>> start

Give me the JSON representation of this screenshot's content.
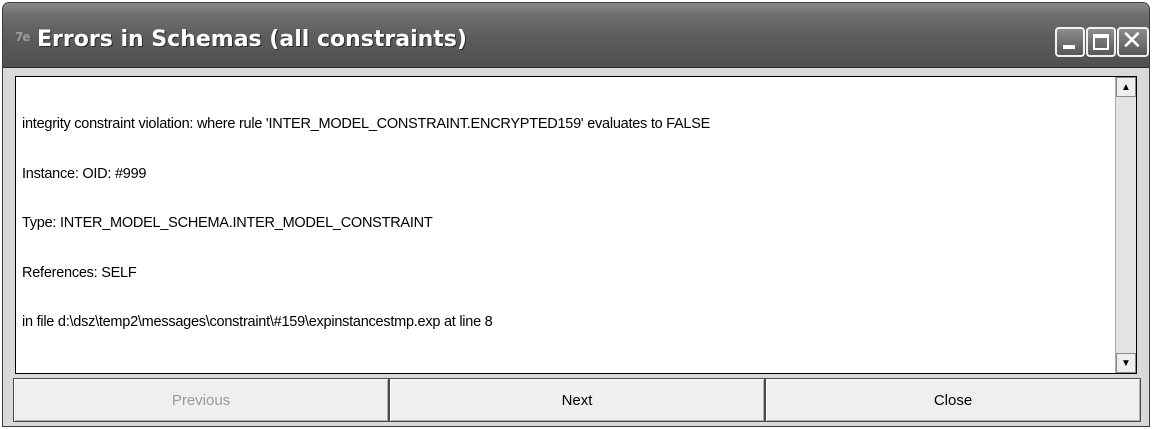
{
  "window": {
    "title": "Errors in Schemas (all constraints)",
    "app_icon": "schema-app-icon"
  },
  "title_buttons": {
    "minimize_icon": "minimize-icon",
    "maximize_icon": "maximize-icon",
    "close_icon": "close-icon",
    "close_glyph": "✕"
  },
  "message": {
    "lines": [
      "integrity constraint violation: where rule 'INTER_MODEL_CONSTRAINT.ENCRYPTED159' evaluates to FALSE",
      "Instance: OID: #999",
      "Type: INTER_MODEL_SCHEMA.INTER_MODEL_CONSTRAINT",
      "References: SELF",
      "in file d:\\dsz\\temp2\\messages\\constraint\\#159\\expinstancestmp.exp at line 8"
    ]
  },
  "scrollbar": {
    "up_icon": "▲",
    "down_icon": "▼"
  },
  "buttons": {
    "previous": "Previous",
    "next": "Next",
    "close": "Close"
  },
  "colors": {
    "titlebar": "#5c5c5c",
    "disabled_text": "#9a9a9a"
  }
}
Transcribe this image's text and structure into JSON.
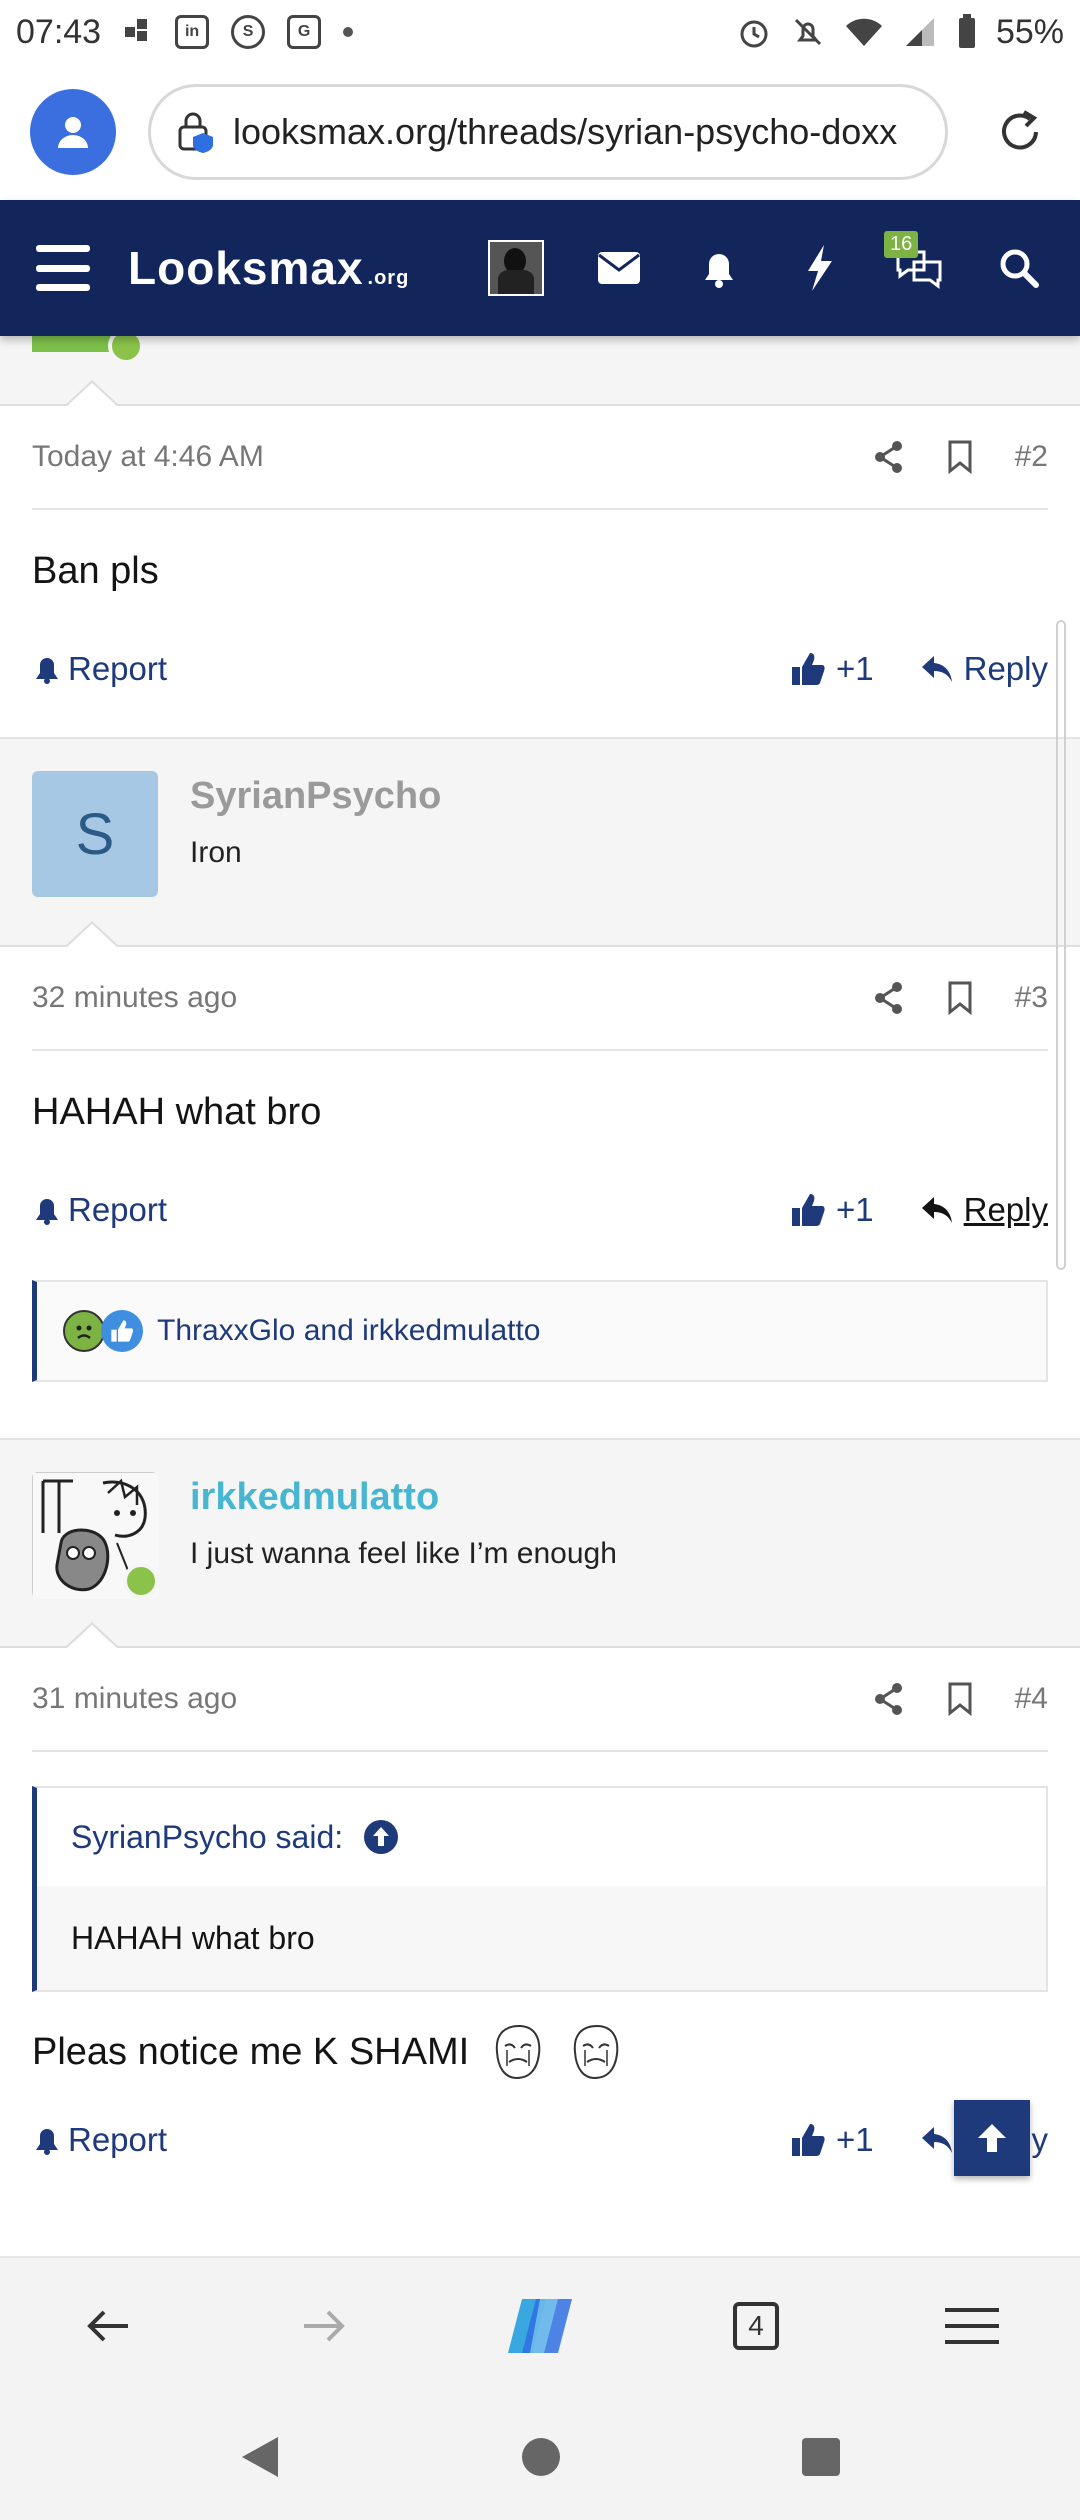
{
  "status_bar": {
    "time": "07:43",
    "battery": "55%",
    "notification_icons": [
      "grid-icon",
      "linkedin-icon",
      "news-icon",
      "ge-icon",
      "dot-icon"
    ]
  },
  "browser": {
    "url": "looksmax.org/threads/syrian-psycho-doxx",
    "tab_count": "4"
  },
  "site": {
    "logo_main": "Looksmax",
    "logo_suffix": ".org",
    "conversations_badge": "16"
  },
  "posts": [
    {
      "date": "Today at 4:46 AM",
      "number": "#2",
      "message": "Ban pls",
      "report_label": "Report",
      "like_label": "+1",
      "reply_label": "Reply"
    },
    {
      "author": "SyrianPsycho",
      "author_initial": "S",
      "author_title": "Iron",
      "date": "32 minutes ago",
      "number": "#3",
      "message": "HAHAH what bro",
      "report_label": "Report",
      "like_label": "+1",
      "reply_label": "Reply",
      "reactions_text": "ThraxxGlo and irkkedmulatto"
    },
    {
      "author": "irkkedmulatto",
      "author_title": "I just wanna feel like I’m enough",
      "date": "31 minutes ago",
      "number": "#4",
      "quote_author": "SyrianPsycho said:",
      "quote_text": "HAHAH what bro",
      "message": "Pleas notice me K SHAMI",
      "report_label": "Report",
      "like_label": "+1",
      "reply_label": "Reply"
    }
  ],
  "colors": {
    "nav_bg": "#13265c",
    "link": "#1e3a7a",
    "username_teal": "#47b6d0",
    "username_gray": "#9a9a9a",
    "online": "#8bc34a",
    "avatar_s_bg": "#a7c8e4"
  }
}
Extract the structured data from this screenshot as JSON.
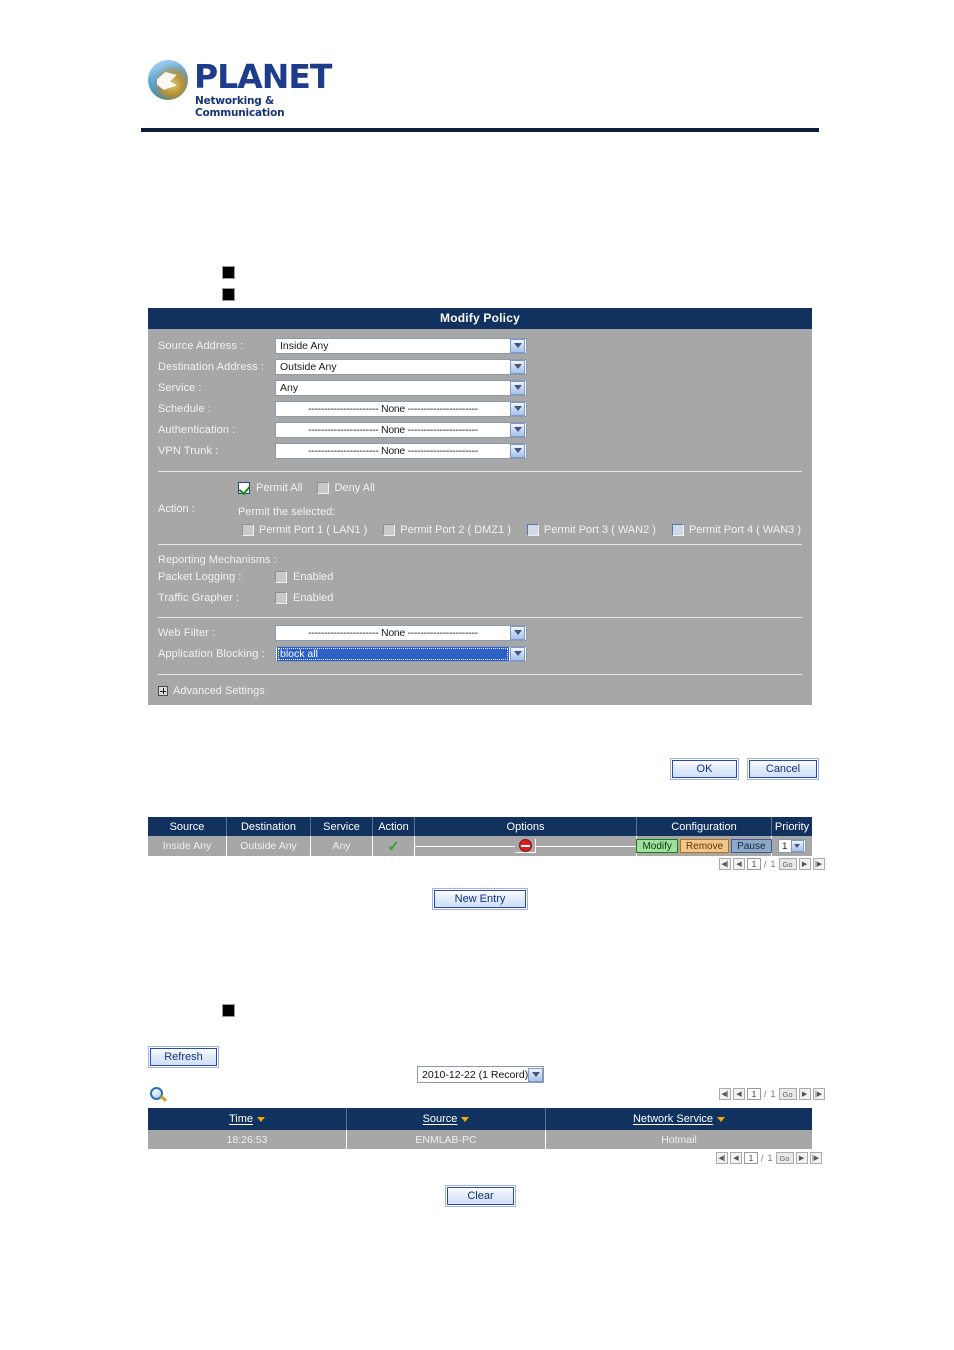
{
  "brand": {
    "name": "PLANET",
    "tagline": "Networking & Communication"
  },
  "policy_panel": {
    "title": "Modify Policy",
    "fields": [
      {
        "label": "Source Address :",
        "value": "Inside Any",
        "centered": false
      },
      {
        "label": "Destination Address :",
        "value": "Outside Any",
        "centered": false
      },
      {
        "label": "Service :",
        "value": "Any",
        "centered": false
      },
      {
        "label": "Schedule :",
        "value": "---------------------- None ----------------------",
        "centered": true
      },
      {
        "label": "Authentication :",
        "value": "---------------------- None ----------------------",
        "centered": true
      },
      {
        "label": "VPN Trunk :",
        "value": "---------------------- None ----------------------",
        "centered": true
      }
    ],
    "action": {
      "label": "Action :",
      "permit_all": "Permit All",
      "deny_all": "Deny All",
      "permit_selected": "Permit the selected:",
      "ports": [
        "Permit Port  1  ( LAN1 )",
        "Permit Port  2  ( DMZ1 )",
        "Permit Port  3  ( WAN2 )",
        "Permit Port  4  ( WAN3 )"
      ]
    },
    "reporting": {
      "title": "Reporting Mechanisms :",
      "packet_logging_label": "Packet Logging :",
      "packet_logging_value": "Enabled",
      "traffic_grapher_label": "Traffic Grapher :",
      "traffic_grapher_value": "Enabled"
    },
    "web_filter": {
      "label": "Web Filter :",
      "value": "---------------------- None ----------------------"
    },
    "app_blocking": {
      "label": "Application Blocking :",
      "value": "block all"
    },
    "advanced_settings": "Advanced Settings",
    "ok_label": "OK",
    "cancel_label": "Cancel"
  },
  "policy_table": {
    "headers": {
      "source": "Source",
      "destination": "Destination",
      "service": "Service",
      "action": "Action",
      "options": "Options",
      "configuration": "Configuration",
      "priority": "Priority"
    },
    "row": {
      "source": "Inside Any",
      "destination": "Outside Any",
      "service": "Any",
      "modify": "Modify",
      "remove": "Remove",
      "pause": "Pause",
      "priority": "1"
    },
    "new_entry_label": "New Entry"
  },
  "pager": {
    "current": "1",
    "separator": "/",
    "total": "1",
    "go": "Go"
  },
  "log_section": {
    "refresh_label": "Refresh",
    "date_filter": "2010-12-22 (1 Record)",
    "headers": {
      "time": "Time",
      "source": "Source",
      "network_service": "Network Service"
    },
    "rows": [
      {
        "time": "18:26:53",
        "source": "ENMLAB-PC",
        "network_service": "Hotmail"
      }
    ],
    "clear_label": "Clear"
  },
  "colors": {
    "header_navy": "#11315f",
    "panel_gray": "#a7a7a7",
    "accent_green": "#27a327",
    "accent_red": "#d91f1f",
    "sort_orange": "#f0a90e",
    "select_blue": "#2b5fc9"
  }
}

>> end

* Problem to solve: Find the string "JSON" in the entries above and return each line that holds it.

* Result:
Give me the JSON representation of this screenshot's content.
Transcribe this image's text and structure into JSON.
Extract the structured data from this screenshot as JSON.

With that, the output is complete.